* **WHAT YOU WILL DO**:
Continue the report on China's economy recovering from the lockdowns, picking up after its final sentence.

Recovering from the Lockdowns


GDP only grew 2.5% y/y in H1. As the pandemic shock has been gradually under control and the start of various economic stabilization policies, the recovery growth in June has lifted the Q2 growth to achieve positive growth at 0.4% y/y, contributing to the path “back to normal”. 

In H1, industrial output rose 3.4% y/y, down 3.1 pps from Q1. In H1, investment growth rate was 6.1% y/y, down 3.2 pps from Q1, but still 1.2 pps faster than 2021. The continuing real estate cooling does not see any time ending.

Pandemic lockdowns suppressed consumption. Retail sales of social consumption goods fell -0.7% y/y, down 4 pps from Q1. Survey data shows Chinese consumers are pessimistic about future income growth putting more constraint on future consumption recovery. In H1, exports rose 13.2% y/y. In June alone, exports rose 22% y/y, accelerating since April, and is an important force lifting economic recovery.

In H1, PPI rose 7.7% y/y. CPI increased 1.7% y/y. Low inflation benefits from the recovery of supply chains, domestically and internationally. However, future inflation pressure is still high. The main financial indicators were loosened somewhat countercyclically. At the end of June, M2 rose 11.4% y/y, up 0.3 pps from May, and up 1.7 pps from Q1, slowly picking up. M1 rose 5.8% y/y, up 1.2 pps from May, and up 1.1 pps from Q1.

* **INFORMATION SUPPLIED**:
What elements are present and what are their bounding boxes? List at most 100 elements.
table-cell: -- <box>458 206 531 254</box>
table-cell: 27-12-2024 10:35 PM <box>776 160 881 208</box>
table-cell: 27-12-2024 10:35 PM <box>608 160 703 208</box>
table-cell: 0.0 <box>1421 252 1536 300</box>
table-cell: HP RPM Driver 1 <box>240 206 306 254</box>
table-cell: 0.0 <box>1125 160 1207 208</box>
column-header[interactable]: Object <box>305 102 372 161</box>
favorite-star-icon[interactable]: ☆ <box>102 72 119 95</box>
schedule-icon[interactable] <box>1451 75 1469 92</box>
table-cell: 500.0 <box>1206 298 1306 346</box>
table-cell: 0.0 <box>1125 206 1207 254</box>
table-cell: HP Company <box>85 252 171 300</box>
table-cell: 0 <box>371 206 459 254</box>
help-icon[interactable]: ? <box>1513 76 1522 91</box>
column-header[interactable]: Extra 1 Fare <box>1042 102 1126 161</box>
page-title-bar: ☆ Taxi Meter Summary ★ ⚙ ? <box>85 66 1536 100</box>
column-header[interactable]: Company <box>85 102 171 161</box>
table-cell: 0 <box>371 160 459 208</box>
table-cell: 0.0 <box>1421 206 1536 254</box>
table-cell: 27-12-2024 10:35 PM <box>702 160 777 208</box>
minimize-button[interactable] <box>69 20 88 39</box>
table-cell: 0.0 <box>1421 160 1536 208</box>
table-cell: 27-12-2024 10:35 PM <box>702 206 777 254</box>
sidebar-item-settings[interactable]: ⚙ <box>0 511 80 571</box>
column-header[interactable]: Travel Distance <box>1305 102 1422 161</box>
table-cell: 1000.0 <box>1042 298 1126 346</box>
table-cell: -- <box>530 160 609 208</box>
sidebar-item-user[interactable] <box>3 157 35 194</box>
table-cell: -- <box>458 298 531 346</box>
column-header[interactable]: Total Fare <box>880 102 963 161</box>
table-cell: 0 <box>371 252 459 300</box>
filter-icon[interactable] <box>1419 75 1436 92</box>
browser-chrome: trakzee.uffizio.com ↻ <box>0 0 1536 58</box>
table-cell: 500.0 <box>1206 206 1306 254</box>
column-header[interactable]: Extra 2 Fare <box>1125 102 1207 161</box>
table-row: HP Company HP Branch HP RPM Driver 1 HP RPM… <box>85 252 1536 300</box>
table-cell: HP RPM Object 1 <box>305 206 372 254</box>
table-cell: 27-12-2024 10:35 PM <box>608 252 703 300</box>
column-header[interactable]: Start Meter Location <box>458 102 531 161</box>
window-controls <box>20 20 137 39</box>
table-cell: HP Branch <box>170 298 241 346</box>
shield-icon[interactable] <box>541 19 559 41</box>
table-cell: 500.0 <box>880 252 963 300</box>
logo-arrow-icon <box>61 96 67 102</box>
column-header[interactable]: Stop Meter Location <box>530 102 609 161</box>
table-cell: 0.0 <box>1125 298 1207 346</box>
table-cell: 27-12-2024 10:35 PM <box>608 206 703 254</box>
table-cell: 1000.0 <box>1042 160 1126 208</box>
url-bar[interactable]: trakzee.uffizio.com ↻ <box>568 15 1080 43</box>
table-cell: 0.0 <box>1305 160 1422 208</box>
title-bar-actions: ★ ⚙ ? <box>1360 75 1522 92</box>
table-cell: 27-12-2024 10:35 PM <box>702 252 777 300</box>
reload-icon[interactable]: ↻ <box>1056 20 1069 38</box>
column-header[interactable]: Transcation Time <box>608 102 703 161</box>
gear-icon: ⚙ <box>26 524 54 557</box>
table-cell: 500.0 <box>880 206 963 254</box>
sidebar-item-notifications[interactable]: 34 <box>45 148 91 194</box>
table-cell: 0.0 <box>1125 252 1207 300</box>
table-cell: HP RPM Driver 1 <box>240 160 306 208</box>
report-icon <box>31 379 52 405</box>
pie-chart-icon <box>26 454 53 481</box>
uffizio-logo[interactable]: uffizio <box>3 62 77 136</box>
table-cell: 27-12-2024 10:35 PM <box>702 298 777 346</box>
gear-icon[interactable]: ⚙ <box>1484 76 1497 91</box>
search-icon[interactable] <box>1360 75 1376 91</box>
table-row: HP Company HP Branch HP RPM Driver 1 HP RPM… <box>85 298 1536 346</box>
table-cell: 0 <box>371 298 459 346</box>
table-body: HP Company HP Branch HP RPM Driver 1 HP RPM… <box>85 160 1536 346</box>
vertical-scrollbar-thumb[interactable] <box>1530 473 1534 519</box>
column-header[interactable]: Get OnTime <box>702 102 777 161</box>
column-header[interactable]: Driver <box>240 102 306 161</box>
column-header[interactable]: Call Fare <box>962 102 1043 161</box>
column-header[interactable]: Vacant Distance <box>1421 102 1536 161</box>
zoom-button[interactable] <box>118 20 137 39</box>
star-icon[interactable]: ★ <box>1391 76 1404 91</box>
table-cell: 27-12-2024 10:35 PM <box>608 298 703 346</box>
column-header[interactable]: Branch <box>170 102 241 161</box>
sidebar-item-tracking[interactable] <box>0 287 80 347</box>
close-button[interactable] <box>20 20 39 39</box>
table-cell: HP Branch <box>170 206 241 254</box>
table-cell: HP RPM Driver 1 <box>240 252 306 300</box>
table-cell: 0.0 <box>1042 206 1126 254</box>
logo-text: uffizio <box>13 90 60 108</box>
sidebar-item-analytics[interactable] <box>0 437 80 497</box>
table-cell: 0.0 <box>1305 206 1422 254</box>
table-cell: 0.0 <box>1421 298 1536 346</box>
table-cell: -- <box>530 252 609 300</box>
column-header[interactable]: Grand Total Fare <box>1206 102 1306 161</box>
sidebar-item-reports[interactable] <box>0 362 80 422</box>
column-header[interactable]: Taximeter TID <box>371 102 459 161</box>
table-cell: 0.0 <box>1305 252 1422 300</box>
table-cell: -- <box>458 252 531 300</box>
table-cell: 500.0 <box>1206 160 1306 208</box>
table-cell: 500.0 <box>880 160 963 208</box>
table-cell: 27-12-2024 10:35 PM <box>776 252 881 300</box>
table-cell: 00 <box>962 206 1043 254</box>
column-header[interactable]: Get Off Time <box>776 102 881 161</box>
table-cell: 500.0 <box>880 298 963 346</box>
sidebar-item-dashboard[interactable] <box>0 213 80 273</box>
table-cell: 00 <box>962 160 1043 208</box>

* **ANSWER TO THIS EXERCISE**:
China’s unemployment situation is worsening. According to the National Bureau of Statistics, the government official source, China’s youth unemployment rate for ages from 18 to 24 hit an all-time high of 19.3% in June. It was a sharp rise from 18.4% in May and marked a year-on-year increase of 25%. We believe the unemployment might not pose a society crisis. Parents in China usually provide living net. The unemployment leans more to friction cause. For example, many campus recruitments were suspended because of the pandemic.

Government will continue its effort to bring the economic activities to a higher level. However, it seems not necessary for China to stimulate the economy by additional measures. On July 20th, China’s Prime Minister Li Keqiang stated that China will not adopt large stimulus policies.